Aim of the exercise:
Copy out the items without any changes, beginning at the line that contains "bleed-through-line [302, 868, 439, 879]" and stopping after the line that contains "manuscript-line: ch'i qualche".

══════════

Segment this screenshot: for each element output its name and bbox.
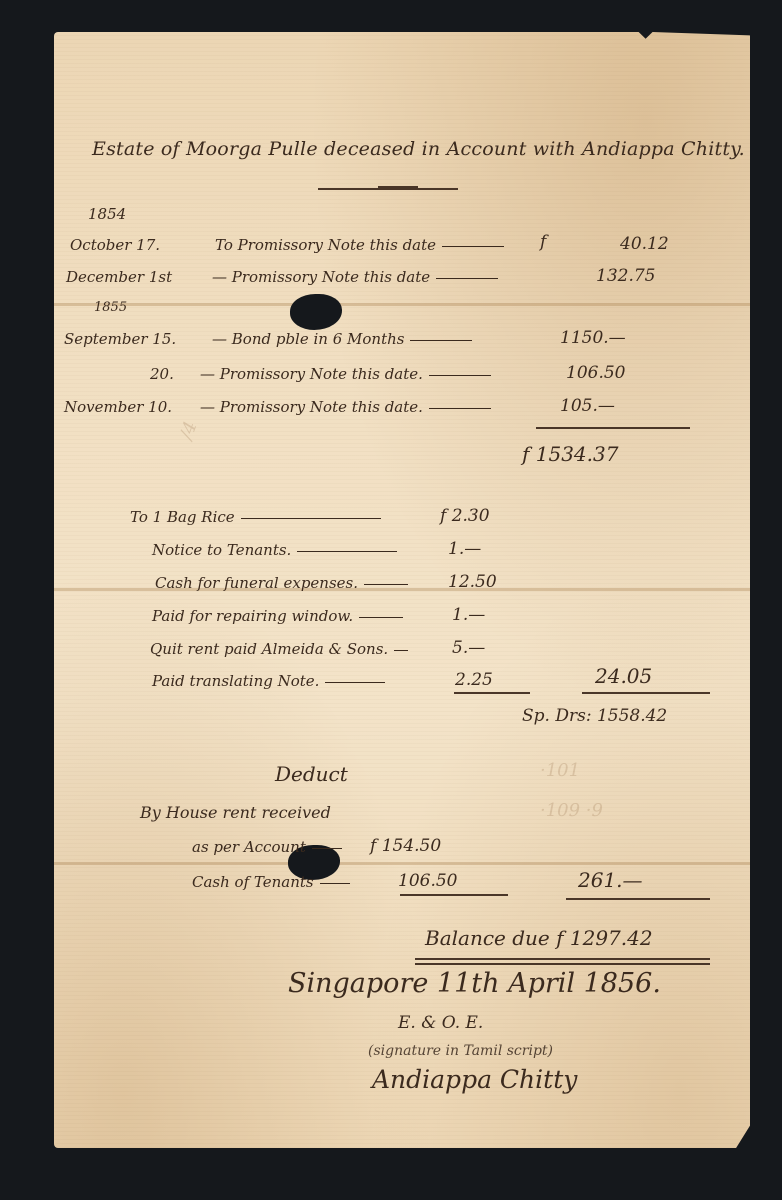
balance-line: Balance due f 1297.42	[425, 926, 653, 950]
entry-description: — Promissory Note this date.	[200, 398, 497, 416]
expense-amount: 12.50	[448, 572, 497, 592]
expense-last-rule	[454, 692, 530, 694]
entry-amount: 40.12	[620, 234, 669, 254]
balance-rule-2	[415, 963, 710, 965]
expense-amount: 1.—	[452, 605, 485, 625]
section2-subtotal: 24.05	[595, 664, 652, 688]
deduct-heading: Deduct	[275, 762, 348, 786]
fold-crease-bottom	[54, 862, 750, 865]
entry-description: To Promissory Note this date	[215, 236, 510, 254]
entry-amount: 132.75	[596, 266, 655, 286]
deduct-subtotal: 261.—	[578, 868, 643, 892]
entry-description: — Promissory Note this date.	[200, 365, 497, 383]
expense-amount: 5.—	[452, 638, 485, 658]
deduct-amount: 106.50	[398, 871, 457, 891]
expense-amount: 2.25	[455, 670, 493, 690]
year-1854: 1854	[88, 205, 126, 223]
entry-date: October 17.	[70, 236, 160, 254]
running-total: Sp. Drs: 1558.42	[522, 706, 667, 726]
place-date: Singapore 11th April 1856.	[288, 968, 661, 999]
year-1855: 1855	[94, 300, 127, 315]
signature: Andiappa Chitty	[372, 1065, 577, 1094]
deduct-description: as per Account	[192, 838, 348, 856]
entry-amount: 106.50	[566, 363, 625, 383]
entry-date: 20.	[150, 365, 174, 383]
deduct-entry-rule	[400, 894, 508, 896]
entry-amount: 105.—	[560, 396, 615, 416]
expense-description: Paid translating Note.	[152, 672, 391, 690]
title-underline-accent	[378, 186, 418, 189]
expense-amount: f 2.30	[440, 506, 490, 526]
fold-crease-top	[54, 303, 750, 306]
section2-subtotal-rule	[582, 692, 710, 694]
expense-description: Paid for repairing window.	[152, 607, 409, 625]
deduct-amount: f 154.50	[370, 836, 441, 856]
entry-date: December 1st	[66, 268, 172, 286]
expense-description: Quit rent paid Almeida & Sons.	[150, 640, 414, 658]
expense-amount: 1.—	[448, 539, 481, 559]
entry-date: September 15.	[64, 330, 176, 348]
entry-amount: 1150.—	[560, 328, 626, 348]
entry-date: November 10.	[64, 398, 172, 416]
balance-rule-1	[415, 958, 710, 960]
expense-description: Notice to Tenants.	[152, 541, 403, 559]
entry-description: — Promissory Note this date	[212, 268, 504, 286]
eoe-note: E. & O. E.	[398, 1013, 483, 1033]
deduct-subtotal-rule	[566, 898, 710, 900]
section1-subtotal: f 1534.37	[522, 442, 618, 466]
subtotal-rule	[536, 427, 690, 429]
document-title: Estate of Moorga Pulle deceased in Accou…	[92, 138, 745, 160]
expense-description: To 1 Bag Rice	[130, 508, 387, 526]
deduct-line: By House rent received	[140, 803, 331, 822]
tamil-signature: (signature in Tamil script)	[368, 1043, 553, 1059]
entry-currency: f	[540, 232, 546, 252]
expense-description: Cash for funeral expenses.	[155, 574, 414, 592]
entry-description: — Bond pble in 6 Months	[212, 330, 478, 348]
deduct-description: Cash of Tenants	[192, 873, 356, 891]
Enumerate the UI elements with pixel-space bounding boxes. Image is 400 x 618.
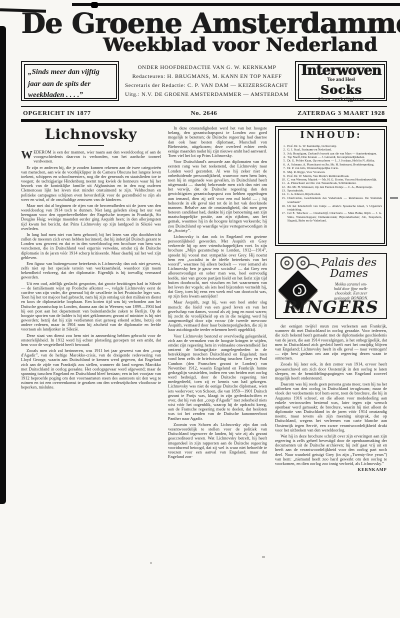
lead-text: EDEROM is een der mannen, wier naam aan … bbox=[34, 150, 162, 164]
inhoud-entry-text: Charivarius, Geschiedenis des Vaderlands… bbox=[287, 196, 382, 203]
inhoud-entry: 17. Cel E. Telschow — Cinebedrijf, Chari… bbox=[280, 211, 382, 222]
article-paragraph: Voor Duitschland's armoede aan diplomate… bbox=[168, 160, 267, 233]
article-paragraph: Zooals hij later ook, in den zomer van 1… bbox=[275, 362, 387, 380]
left-paragraphs: Er zijn er anderen bij, die je zouden ku… bbox=[21, 165, 161, 390]
inhoud-header: INHOUD: bbox=[276, 127, 386, 142]
right-column-text: der eenigen twijfel steun zou verleenen … bbox=[275, 324, 387, 472]
ringers-brand: RINGERS bbox=[276, 300, 386, 317]
editorial-line: Secretaris der Redactie: C. P. VAN DAM —… bbox=[125, 82, 289, 91]
ringers-ad: Palais des Dames Mokka caramel om-huld d… bbox=[275, 253, 387, 319]
article-paragraph: Daarom was hij reeds geen persona grata … bbox=[275, 382, 387, 432]
editorial-line: Uitg.: N.V. DE GROENE AMSTERDAMMER — AMS… bbox=[125, 91, 289, 100]
inhoud-entry-number: 15. bbox=[280, 196, 286, 203]
inhoud-entry-number: 16. bbox=[280, 204, 286, 211]
article-column-left: Lichnovsky WEDEROM is een der mannen, wi… bbox=[21, 126, 161, 504]
inhoud-listwrap: 1. Prof. Dr. G. W. Kernkamp, Lichnovsky.… bbox=[280, 144, 382, 244]
scan-edge-top bbox=[72, 3, 400, 6]
slogan-box: „Sinds meer dan vijftig jaar aan de spit… bbox=[21, 61, 119, 101]
socks-ad-brand: Interwoven bbox=[296, 64, 386, 78]
article-paragraph: der eenigen twijfel steun zou verleenen … bbox=[275, 324, 387, 361]
article-title: Lichnovsky bbox=[21, 127, 161, 143]
inhoud-entry-number: 17. bbox=[280, 211, 286, 222]
article-paragraph: Zoomin von Schoen als Lichnovsky zijn da… bbox=[168, 422, 267, 459]
scan-edge-left bbox=[0, 26, 6, 504]
article-paragraph: Uit een oud, adellijk geslacht gesproten… bbox=[21, 281, 161, 331]
article-column-middle: In deze omstandigheden werd het van het … bbox=[168, 126, 267, 504]
page-content: De Groene Amsterdammer Weekblad voor Ned… bbox=[21, 10, 387, 504]
newspaper-page: De Groene Amsterdammer Weekblad voor Ned… bbox=[0, 0, 400, 618]
masthead: De Groene Amsterdammer Weekblad voor Ned… bbox=[21, 10, 387, 55]
slogan-text: „Sinds meer dan vijftig jaar aan de spit… bbox=[28, 66, 112, 101]
middle-column-text: In deze omstandigheden werd het van het … bbox=[168, 126, 267, 459]
article-paragraph: Maar met dat al beginnen de rijen van de… bbox=[21, 203, 161, 231]
article-paragraph: Zooals men zich zal herinneren, was 1911… bbox=[21, 349, 161, 390]
article-paragraph: Een figuur van buitengewone beteekenis i… bbox=[21, 261, 161, 279]
scan-speck bbox=[390, 197, 398, 199]
editorial-line: ONDER HOOFDREDACTIE VAN G. W. KERNKAMP bbox=[125, 64, 289, 73]
founded-label: OPGERICHT IN 1877 bbox=[23, 110, 144, 117]
drop-cap: W bbox=[21, 151, 33, 160]
article-paragraph: Voor Lichnovsky bestond er overvloedig g… bbox=[168, 334, 267, 421]
article-signature: KERNKAMP bbox=[275, 468, 387, 473]
palais-script: Palais des Dames bbox=[316, 257, 382, 279]
inhoud-entry-text: Uit het Kladschrift van Jantje — Abele's… bbox=[287, 204, 382, 211]
scan-speck bbox=[150, 562, 152, 564]
article-paragraph: In deze omstandigheden werd het van het … bbox=[168, 126, 267, 158]
inhoud-box: INHOUD: 1. Prof. Dr. G. W. Kernkamp, Lic… bbox=[275, 126, 387, 246]
socks-ad-product: Socks bbox=[296, 84, 386, 97]
editorial-block: ONDER HOOFDREDACTIE VAN G. W. KERNKAMPRe… bbox=[119, 61, 295, 101]
inhoud-list: 1. Prof. Dr. G. W. Kernkamp, Lichnovsky.… bbox=[280, 144, 382, 222]
header-info-row: „Sinds meer dan vijftig jaar aan de spit… bbox=[21, 61, 387, 101]
inhoud-entry: 16. Uit het Kladschrift van Jantje — Abe… bbox=[280, 204, 382, 211]
socks-ad: Interwoven Toe and Heel Socks Alom verkr… bbox=[295, 61, 387, 101]
article-lead-paragraph: WEDEROM is een der mannen, wier naam aan… bbox=[21, 150, 161, 164]
editorial-line: Redacteuren: H. BRUGMANS, M. KANN EN TOP… bbox=[125, 73, 289, 82]
article-paragraph: Lichnovsky is dan ook in Engeland een ge… bbox=[168, 234, 267, 298]
dateline: OPGERICHT IN 1877 No. 2646 ZATERDAG 3 MA… bbox=[21, 106, 387, 122]
inhoud-entry-text: Cel E. Telschow — Cinebedrijf, Charivari… bbox=[287, 211, 382, 222]
sidebar-column: INHOUD: 1. Prof. Dr. G. W. Kernkamp, Lic… bbox=[275, 126, 387, 504]
middle-column-textwrap: In deze omstandigheden werd het van het … bbox=[168, 126, 267, 504]
issue-number: No. 2646 bbox=[144, 110, 265, 117]
title-rule bbox=[78, 145, 104, 146]
scan-speck bbox=[262, 556, 265, 558]
article-paragraph: Deze staat van dienst zou hem niet in aa… bbox=[21, 333, 161, 347]
left-column-textwrap: WEDEROM is een der mannen, wier naam aan… bbox=[21, 150, 161, 506]
body-columns: Lichnovsky WEDEROM is een der mannen, wi… bbox=[21, 126, 387, 504]
inhoud-entry: 15. Charivarius, Geschiedenis des Vaderl… bbox=[280, 196, 382, 203]
right-column-textwrap: der eenigen twijfel steun zou verleenen … bbox=[275, 324, 387, 504]
palais-line2: Dames bbox=[316, 268, 382, 279]
article-paragraph: Wat hij in deze brochure schrijft over z… bbox=[275, 434, 387, 466]
article-paragraph: In lang had men niet van hem gehoord; bi… bbox=[21, 232, 161, 260]
left-column-text: WEDEROM is een der mannen, wier naam aan… bbox=[21, 150, 161, 390]
article-paragraph: Er zijn er anderen bij, die je zouden ku… bbox=[21, 165, 161, 202]
date-label: ZATERDAG 3 MAART 1928 bbox=[264, 110, 385, 117]
right-paragraphs: der eenigen twijfel steun zou verleenen … bbox=[275, 324, 387, 466]
article-paragraph: Maar Asquith, zegt hij, was een heel and… bbox=[168, 300, 267, 332]
socks-ad-tagline: Alom verkrijgbaar bbox=[296, 97, 386, 105]
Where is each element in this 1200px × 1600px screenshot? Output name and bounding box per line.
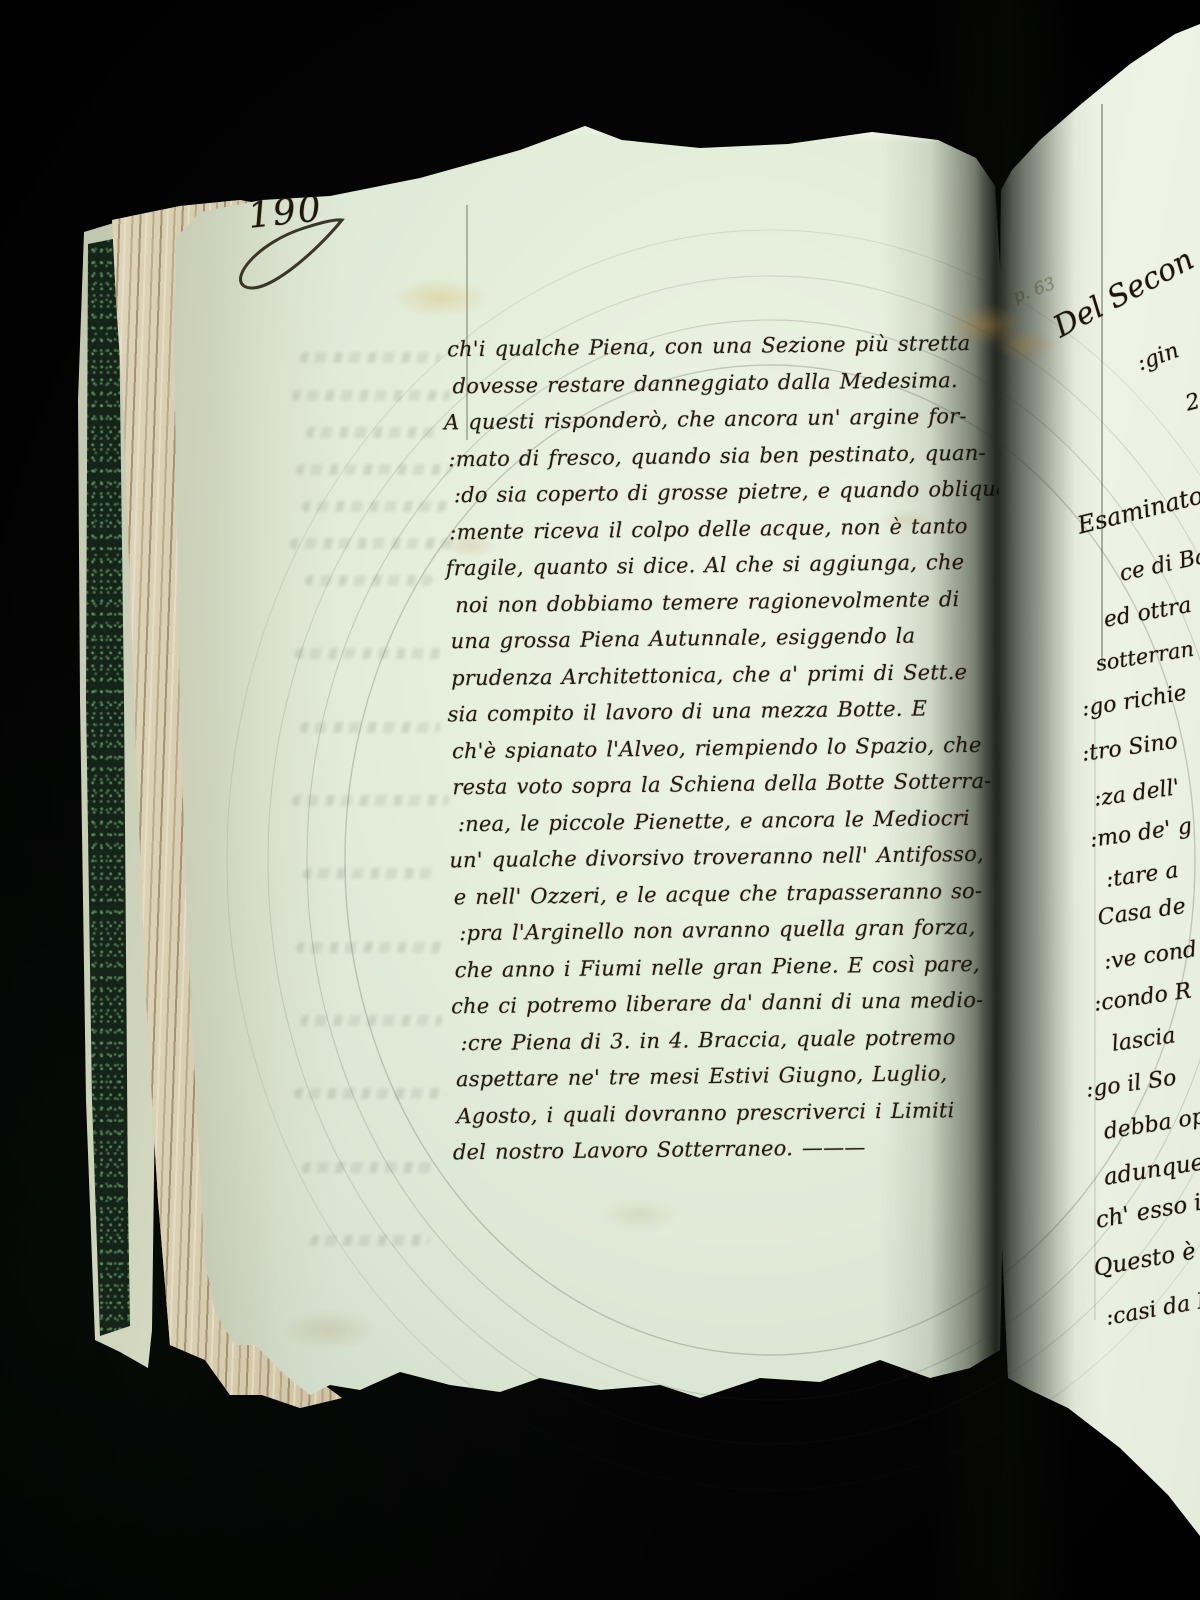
bleed-through-line [302, 868, 439, 879]
manuscript-line: :pra l'Arginello non avranno quella gran… [459, 909, 994, 952]
right-page-line-fragment: Casa de [1096, 894, 1187, 931]
right-page-line-fragment: ce di Ba [1117, 544, 1200, 587]
right-page-line-fragment: :go il So [1084, 1065, 1178, 1102]
manuscript-line: che ci potremo liberare da' danni di una… [451, 982, 995, 1025]
right-page-line-fragment: :condo R [1092, 978, 1193, 1016]
bleed-through-line [294, 648, 446, 659]
bleed-through-line [295, 464, 452, 475]
manuscript-line: aspettare ne' tre mesi Estivi Giugno, Lu… [456, 1055, 996, 1098]
right-page-heading-fragment: Del Secon [1048, 242, 1200, 345]
bleed-through-line [295, 942, 447, 953]
bleed-through-line [304, 575, 434, 586]
right-page-line-fragment: ch' esso i [1094, 1190, 1200, 1234]
margin-line-right-page [1101, 104, 1103, 664]
bleed-through-line [293, 1088, 447, 1099]
manuscript-line: sia compito il lavoro di una mezza Botte… [447, 690, 991, 733]
manuscript-line: A questi risponderò, che ancora un' argi… [444, 398, 988, 441]
top-deckle-edge [540, 124, 970, 141]
right-page-line-fragment: :tare a [1104, 858, 1180, 893]
right-page-line-fragment: :casi da B [1104, 1287, 1200, 1330]
bleed-through-line [291, 390, 453, 401]
bleed-through-line [299, 1015, 443, 1026]
manuscript-line: :do sia coperto di grosse pietre, e quan… [454, 471, 989, 514]
right-page-line-fragment: :za dell' [1092, 775, 1181, 812]
right-page-line-fragment: Questo è [1092, 1238, 1198, 1282]
bleed-through-line [305, 427, 437, 438]
bleed-through-line [301, 501, 448, 512]
manuscript-line: ch'i qualche Piena, con una Sezione più … [447, 325, 987, 368]
manuscript-line: fragile, quanto si dice. Al che si aggiu… [446, 544, 990, 587]
right-page-line-fragment: adunque [1102, 1149, 1200, 1191]
bleed-through-line [291, 795, 451, 806]
manuscript-line: resta voto sopra la Schiena della Botte … [452, 763, 992, 806]
right-page-line-fragment: :gin [1134, 338, 1183, 376]
bleed-through-line [309, 1235, 431, 1246]
right-page-line-fragment: :ve cond [1102, 937, 1198, 975]
manuscript-line: un' qualche divorsivo troveranno nell' A… [449, 836, 993, 879]
bleed-through-line [299, 722, 441, 733]
right-page-line-fragment: :go richie [1080, 681, 1188, 722]
manuscript-line: una grossa Piena Autunnale, esiggendo la [450, 617, 990, 660]
right-page-line-fragment: sotterran [1094, 637, 1195, 676]
right-page-line-fragment: ed ottra [1102, 593, 1194, 633]
bleed-through-line [301, 1162, 435, 1173]
manuscript-line: Agosto, i quali dovranno prescriverci i … [456, 1091, 996, 1134]
right-page-line-fragment: 2 [1183, 389, 1200, 417]
right-page-line-fragment: Esaminato [1075, 481, 1200, 539]
manuscript-photo-scene: 190 ch'i qualche Piena, con una Sezione … [0, 0, 1200, 1600]
manuscript-line: del nostro Lavoro Sotterraneo. ——— [453, 1128, 997, 1171]
bleed-through-line [289, 538, 456, 549]
manuscript-text-block: ch'i qualche Piena, con una Sezione più … [447, 325, 997, 1171]
right-page-line-fragment: :mo de' g [1088, 814, 1193, 853]
bleed-through-line [299, 352, 441, 363]
right-page-line-fragment: :tro Sino [1080, 729, 1179, 767]
right-page-line-fragment: lascia [1110, 1023, 1177, 1057]
page-number: 190 [246, 188, 325, 237]
right-page-line-fragment: debba op [1102, 1104, 1200, 1145]
right-page-pencil-mark: p. 63 [1011, 274, 1059, 308]
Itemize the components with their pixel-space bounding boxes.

══════════

Response:
bleed-through-line [302, 868, 439, 879]
manuscript-line: :pra l'Arginello non avranno quella gran… [459, 909, 994, 952]
right-page-line-fragment: Casa de [1096, 894, 1187, 931]
right-page-line-fragment: ce di Ba [1117, 544, 1200, 587]
right-page-line-fragment: :go il So [1084, 1065, 1178, 1102]
manuscript-line: che ci potremo liberare da' danni di una… [451, 982, 995, 1025]
right-page-line-fragment: :condo R [1092, 978, 1193, 1016]
bleed-through-line [294, 648, 446, 659]
bleed-through-line [295, 464, 452, 475]
manuscript-line: aspettare ne' tre mesi Estivi Giugno, Lu… [456, 1055, 996, 1098]
right-page-heading-fragment: Del Secon [1048, 242, 1200, 345]
bleed-through-line [295, 942, 447, 953]
bleed-through-line [304, 575, 434, 586]
right-page-line-fragment: ch' esso i [1094, 1190, 1200, 1234]
margin-line-right-page [1101, 104, 1103, 664]
bleed-through-line [293, 1088, 447, 1099]
manuscript-line: sia compito il lavoro di una mezza Botte… [447, 690, 991, 733]
manuscript-line: A questi risponderò, che ancora un' argi… [444, 398, 988, 441]
top-deckle-edge [540, 124, 970, 141]
right-page-line-fragment: :tare a [1104, 858, 1180, 893]
right-page-line-fragment: :casi da B [1104, 1287, 1200, 1330]
bleed-through-line [291, 390, 453, 401]
bleed-through-line [299, 1015, 443, 1026]
manuscript-line: :do sia coperto di grosse pietre, e quan… [454, 471, 989, 514]
right-page-line-fragment: :za dell' [1092, 775, 1181, 812]
right-page-line-fragment: Questo è [1092, 1238, 1198, 1282]
bleed-through-line [305, 427, 437, 438]
bleed-through-line [301, 501, 448, 512]
manuscript-line: ch'i qualche Piena, con una Sezione più … [447, 325, 987, 368]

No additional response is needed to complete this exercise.